==== TEXTE DONNÉ

Sur la piste de régate, l'"Apecist" de l'époque n'a jamais pu renouer avec les grands succès de l'"Optimist". Il était toutefois déjà plus rapide que son ancien modèle, l'"Optimist", qui avait été dépassé par l'évolution technique fulgurante du circuit des régates. Après sa carrière de régatier, l'ex-"Apecist" a changé de propriétaire et a navigué de temps en temps sur la côte est des États-Unis. Il a ensuite été revendu pour devenir un yacht de formation de l'école de yacht hanséatique à Glücksburg, dans le fjord de Flensburg. Finalement, il est arrivé chez l'avant-dernier propriétaire, qui l'a remis à terre après de nombreuses années passées sur la mer Baltique. C'est là, sur un terrain près de Hambourg, qu'il a attendu pendant plusieurs années de nouveaux amateurs.
Lorsque la famille Specht s'est lancée dans l'aventure en 2016 en achetant le bateau vieillissant et durement navigué, elle était loin de se douter du chantier que représentait réellement le yacht. "Lorsque nous l'avons mis à l'eau, il a failli nous couler", se souvient Specht. Ce n'est qu'après quelques jours et d'innombrables coups de piston de la pompe de cale que les planches de bois étaient à nouveau étanches.

========
==== DONNÉES

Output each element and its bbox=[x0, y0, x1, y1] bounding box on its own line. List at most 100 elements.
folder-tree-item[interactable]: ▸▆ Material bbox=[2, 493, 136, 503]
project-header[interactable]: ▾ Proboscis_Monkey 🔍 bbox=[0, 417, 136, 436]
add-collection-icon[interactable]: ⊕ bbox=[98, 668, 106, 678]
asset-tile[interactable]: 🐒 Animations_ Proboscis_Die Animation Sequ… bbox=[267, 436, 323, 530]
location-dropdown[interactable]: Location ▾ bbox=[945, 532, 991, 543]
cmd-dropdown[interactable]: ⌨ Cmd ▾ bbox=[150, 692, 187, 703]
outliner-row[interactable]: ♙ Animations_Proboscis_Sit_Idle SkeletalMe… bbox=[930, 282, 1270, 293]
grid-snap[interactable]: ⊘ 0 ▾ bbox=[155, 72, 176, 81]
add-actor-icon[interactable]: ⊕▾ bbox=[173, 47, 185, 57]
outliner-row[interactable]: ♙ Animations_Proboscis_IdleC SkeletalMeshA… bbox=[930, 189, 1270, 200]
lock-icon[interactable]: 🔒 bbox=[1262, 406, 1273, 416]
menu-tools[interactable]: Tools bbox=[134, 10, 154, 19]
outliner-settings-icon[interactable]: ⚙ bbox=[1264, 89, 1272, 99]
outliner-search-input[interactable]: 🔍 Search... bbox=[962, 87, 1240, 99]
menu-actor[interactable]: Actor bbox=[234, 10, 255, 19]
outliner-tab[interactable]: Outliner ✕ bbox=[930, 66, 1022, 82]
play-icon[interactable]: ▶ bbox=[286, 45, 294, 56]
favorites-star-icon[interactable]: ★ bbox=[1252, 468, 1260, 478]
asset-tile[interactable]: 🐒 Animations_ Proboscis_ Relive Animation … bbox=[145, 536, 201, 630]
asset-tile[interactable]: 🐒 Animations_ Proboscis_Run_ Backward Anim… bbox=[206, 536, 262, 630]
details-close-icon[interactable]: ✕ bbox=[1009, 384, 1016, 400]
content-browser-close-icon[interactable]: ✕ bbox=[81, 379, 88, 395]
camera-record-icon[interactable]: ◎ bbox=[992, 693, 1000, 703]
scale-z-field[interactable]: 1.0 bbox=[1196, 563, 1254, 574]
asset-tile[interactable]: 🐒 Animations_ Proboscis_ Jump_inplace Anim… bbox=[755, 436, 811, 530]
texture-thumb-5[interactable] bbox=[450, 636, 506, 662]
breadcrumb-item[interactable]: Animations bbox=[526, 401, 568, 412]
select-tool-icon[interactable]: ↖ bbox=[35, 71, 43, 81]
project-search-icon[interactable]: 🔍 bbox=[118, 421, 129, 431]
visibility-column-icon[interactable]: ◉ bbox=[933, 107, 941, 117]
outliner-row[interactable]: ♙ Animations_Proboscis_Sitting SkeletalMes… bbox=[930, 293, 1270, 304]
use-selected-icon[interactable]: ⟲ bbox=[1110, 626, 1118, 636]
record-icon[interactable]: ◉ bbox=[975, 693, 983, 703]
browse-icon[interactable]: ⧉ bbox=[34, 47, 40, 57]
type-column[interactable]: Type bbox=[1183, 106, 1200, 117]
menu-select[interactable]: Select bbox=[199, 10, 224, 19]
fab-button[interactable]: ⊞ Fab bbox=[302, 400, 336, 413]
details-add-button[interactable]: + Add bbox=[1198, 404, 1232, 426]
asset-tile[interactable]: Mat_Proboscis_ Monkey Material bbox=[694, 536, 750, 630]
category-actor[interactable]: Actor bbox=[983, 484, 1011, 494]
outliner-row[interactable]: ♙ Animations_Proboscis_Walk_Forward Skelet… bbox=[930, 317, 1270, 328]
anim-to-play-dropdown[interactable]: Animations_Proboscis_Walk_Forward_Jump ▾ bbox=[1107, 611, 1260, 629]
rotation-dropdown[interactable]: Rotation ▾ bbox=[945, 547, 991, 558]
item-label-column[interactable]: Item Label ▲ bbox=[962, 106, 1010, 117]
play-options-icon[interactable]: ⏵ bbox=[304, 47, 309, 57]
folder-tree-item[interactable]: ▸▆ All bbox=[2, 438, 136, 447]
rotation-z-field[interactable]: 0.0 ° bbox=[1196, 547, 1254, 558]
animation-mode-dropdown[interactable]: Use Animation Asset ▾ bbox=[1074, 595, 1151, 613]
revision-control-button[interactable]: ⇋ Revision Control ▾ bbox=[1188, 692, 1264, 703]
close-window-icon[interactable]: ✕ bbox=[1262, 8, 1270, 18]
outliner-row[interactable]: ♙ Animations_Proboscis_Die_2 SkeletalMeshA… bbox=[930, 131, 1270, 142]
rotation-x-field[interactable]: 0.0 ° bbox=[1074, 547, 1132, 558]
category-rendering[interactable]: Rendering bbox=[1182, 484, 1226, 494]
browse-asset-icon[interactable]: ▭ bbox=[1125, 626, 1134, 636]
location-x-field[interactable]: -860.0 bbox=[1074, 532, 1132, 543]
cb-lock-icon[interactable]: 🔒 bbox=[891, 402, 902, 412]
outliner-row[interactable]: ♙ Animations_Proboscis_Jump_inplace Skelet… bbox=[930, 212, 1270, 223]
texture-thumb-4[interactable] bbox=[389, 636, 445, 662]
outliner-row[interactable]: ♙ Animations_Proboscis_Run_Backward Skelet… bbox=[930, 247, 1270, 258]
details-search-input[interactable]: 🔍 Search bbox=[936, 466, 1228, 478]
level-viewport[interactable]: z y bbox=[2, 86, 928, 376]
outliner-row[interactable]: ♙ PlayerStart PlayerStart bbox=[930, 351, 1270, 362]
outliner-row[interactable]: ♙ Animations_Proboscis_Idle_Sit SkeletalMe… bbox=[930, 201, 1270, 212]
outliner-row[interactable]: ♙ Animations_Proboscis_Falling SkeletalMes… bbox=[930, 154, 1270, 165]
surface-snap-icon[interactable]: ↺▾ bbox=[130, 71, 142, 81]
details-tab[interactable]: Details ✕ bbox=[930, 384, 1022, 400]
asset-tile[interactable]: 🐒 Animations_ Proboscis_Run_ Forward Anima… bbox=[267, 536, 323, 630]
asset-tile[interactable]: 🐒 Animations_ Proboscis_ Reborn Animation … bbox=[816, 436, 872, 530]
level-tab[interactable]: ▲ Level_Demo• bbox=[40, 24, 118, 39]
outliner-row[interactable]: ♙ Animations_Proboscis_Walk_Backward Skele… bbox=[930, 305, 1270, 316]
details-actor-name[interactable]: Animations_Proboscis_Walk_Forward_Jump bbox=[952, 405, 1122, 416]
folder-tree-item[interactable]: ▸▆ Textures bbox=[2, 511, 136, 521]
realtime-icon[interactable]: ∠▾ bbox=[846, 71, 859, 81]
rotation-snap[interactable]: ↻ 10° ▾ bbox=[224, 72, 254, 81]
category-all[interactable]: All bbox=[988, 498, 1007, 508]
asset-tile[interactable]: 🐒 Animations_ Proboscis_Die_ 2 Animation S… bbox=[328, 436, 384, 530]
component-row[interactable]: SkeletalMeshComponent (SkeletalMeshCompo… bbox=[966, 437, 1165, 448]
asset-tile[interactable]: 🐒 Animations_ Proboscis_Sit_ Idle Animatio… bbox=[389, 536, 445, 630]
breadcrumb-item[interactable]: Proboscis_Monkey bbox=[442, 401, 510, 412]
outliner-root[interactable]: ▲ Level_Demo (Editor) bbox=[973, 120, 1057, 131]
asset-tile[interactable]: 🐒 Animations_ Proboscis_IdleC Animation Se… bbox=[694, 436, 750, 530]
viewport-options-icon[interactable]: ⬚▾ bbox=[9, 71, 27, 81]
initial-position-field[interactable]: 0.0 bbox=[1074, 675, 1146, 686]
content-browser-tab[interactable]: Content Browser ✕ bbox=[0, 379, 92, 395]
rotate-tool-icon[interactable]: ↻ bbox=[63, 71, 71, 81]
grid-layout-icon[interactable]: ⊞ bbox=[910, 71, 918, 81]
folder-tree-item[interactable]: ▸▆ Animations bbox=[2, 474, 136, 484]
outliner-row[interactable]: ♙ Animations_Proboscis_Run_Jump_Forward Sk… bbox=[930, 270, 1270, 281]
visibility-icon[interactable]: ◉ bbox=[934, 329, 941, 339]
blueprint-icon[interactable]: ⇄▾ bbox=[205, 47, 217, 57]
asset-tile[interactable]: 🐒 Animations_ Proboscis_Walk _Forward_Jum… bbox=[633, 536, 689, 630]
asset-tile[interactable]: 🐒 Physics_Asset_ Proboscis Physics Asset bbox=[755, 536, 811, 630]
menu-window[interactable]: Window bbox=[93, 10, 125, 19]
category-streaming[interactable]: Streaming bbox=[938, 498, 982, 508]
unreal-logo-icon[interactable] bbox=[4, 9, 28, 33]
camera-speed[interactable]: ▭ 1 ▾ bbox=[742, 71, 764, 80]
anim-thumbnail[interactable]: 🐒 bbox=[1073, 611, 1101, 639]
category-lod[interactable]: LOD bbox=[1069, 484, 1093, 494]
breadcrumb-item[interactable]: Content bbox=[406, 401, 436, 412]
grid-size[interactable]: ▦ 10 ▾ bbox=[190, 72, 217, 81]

========

## EXERCICES
• A. Recopiez le passage du texte sur l'Apecist qui commence aux mots « Lorsque la famille » et s'arrête après « à nouveau étanches. ».
• B. D'après le texte sur l'Apecist, en quelle année la famille Specht a-t-elle acheté le bateau ?

## RÉPONSES
• A.
Lorsque la famille Specht s'est lancée dans l'aventure en 2016 en achetant le bateau vieillissant et durement navigué, elle était loin de se douter du chantier que représentait réellement le yacht. "Lorsque nous l'avons mis à l'eau, il a failli nous couler", se souvient Specht. Ce n'est qu'après quelques jours et d'innombrables coups de piston de la pompe de cale que les planches de bois étaient à nouveau étanches.

• B. En 2016.